Items from a dataset

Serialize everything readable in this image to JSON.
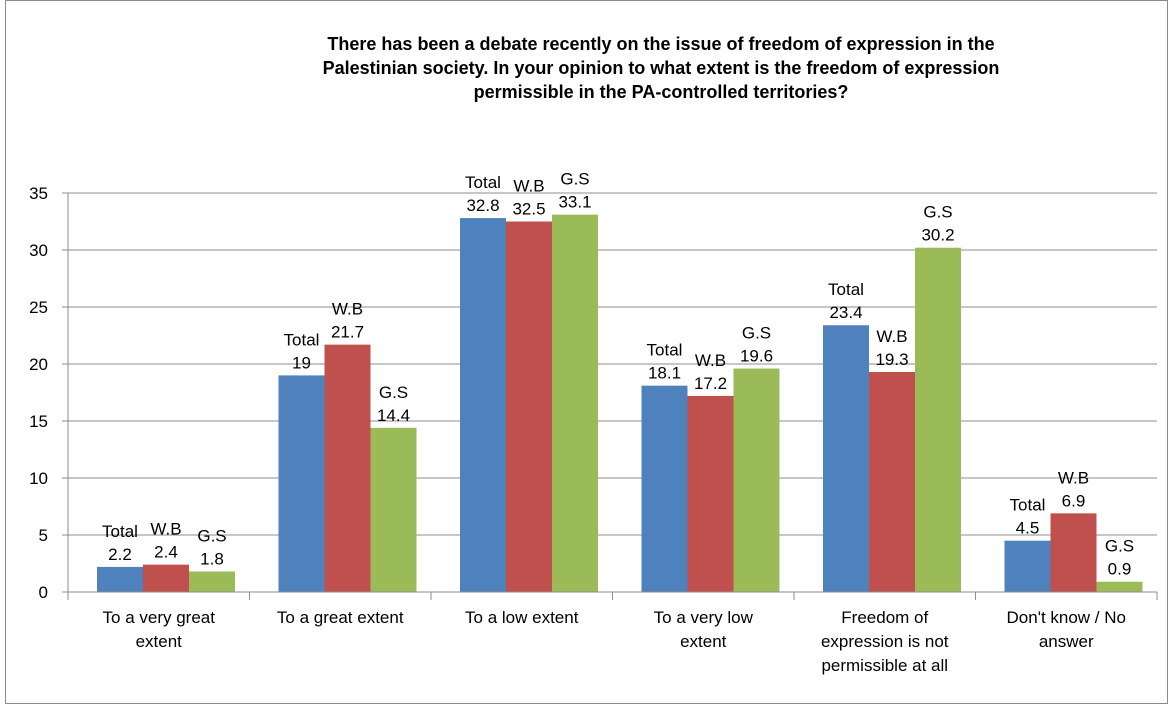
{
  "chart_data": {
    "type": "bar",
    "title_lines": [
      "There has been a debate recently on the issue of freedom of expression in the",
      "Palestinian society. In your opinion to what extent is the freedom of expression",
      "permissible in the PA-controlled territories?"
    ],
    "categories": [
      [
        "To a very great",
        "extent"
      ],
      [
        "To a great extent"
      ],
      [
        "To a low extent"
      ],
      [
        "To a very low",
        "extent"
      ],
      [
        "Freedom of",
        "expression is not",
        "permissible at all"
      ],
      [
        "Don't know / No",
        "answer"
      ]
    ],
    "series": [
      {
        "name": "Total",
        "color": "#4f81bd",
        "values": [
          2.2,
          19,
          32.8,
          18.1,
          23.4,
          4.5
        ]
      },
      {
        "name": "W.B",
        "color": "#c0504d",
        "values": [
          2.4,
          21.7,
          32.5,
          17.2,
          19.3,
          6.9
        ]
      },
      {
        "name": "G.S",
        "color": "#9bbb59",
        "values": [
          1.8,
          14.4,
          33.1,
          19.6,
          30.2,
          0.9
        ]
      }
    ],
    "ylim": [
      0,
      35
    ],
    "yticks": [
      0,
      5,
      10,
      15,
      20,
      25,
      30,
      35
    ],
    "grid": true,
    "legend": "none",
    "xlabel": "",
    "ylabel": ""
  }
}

* * *

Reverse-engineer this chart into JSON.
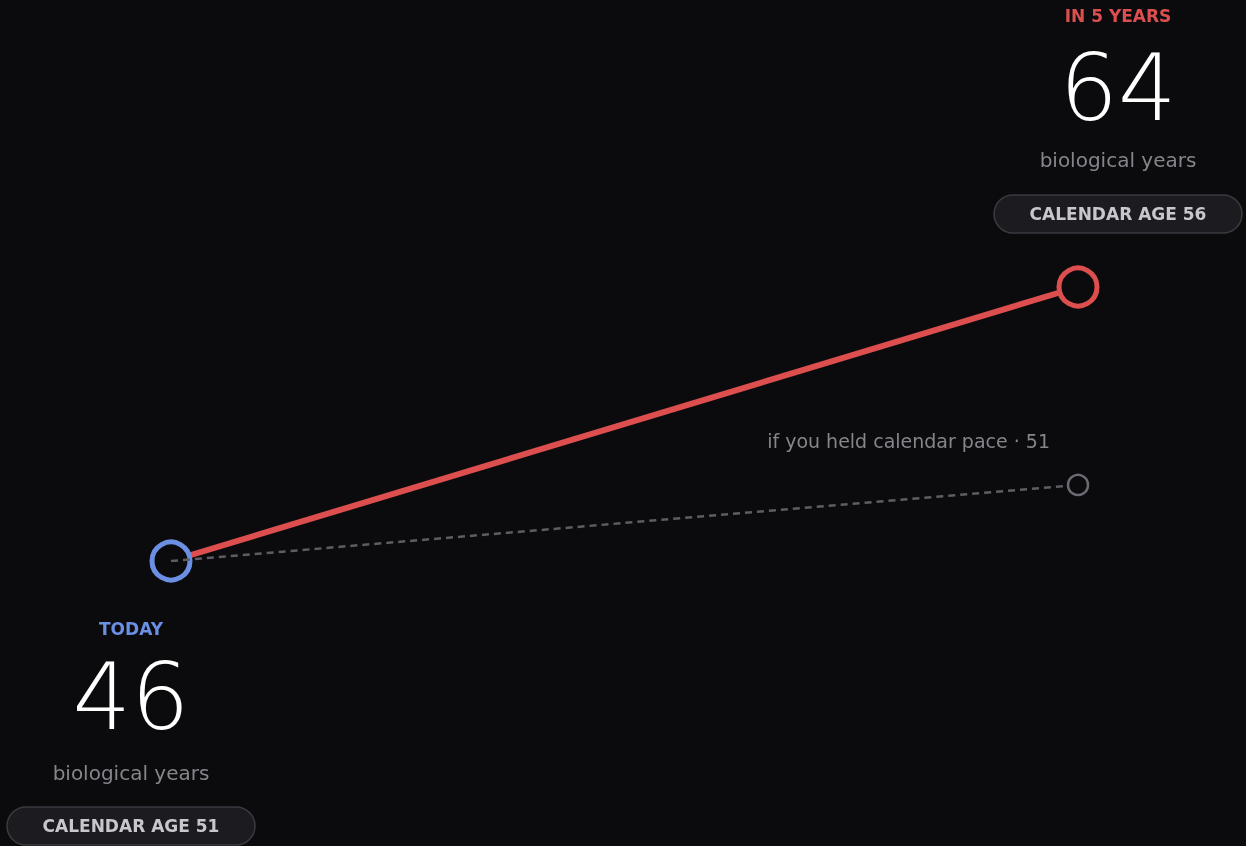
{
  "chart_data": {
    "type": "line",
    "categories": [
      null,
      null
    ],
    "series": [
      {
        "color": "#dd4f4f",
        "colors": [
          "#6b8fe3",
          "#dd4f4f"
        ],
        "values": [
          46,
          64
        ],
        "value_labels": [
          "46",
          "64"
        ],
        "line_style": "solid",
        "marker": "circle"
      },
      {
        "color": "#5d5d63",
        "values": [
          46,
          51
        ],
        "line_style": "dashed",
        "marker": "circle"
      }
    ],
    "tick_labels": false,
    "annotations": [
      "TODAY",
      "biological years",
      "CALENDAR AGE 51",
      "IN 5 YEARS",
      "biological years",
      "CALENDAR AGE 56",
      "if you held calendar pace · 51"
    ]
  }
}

• Exercise directions:
In the material above, find the lines that contain "this" and show them.

• Exercise solution:
Serialize everything readable in this image to JSON.
Reverse-engineer this chart into JSON.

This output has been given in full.